SHORT TASK
Convert every line of the listing below into a numbered list, omitting blank lines.

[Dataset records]
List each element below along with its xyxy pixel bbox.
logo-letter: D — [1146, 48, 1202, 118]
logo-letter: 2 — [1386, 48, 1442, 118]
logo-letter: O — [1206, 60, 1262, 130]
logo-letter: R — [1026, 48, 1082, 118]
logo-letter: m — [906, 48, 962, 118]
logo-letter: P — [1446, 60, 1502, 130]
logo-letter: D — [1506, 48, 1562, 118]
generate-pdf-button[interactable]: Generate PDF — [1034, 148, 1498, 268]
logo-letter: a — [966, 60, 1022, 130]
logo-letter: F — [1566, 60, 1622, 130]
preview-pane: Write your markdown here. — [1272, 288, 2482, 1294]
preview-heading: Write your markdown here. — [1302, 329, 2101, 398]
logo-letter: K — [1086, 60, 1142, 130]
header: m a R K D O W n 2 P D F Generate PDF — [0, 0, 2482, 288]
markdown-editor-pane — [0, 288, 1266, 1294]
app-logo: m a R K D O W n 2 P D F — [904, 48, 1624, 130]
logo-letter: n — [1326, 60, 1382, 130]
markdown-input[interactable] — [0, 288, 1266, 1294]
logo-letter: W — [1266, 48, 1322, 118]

FINAL RESULT
1. List each element below along with its xyxy pixel bbox.
2. logo-letter: D — [1146, 48, 1202, 118]
3. logo-letter: 2 — [1386, 48, 1442, 118]
4. logo-letter: O — [1206, 60, 1262, 130]
5. logo-letter: R — [1026, 48, 1082, 118]
6. logo-letter: m — [906, 48, 962, 118]
7. logo-letter: P — [1446, 60, 1502, 130]
8. logo-letter: D — [1506, 48, 1562, 118]
9. generate-pdf-button[interactable]: Generate PDF — [1034, 148, 1498, 268]
10. logo-letter: a — [966, 60, 1022, 130]
11. logo-letter: F — [1566, 60, 1622, 130]
12. preview-pane: Write your markdown here. — [1272, 288, 2482, 1294]
13. preview-heading: Write your markdown here. — [1302, 329, 2101, 398]
14. logo-letter: K — [1086, 60, 1142, 130]
15. header: m a R K D O W n 2 P D F Generate PDF — [0, 0, 2482, 288]
16. markdown-editor-pane — [0, 288, 1266, 1294]
17. app-logo: m a R K D O W n 2 P D F — [904, 48, 1624, 130]
18. logo-letter: n — [1326, 60, 1382, 130]
19. markdown-input[interactable] — [0, 288, 1266, 1294]
20. logo-letter: W — [1266, 48, 1322, 118]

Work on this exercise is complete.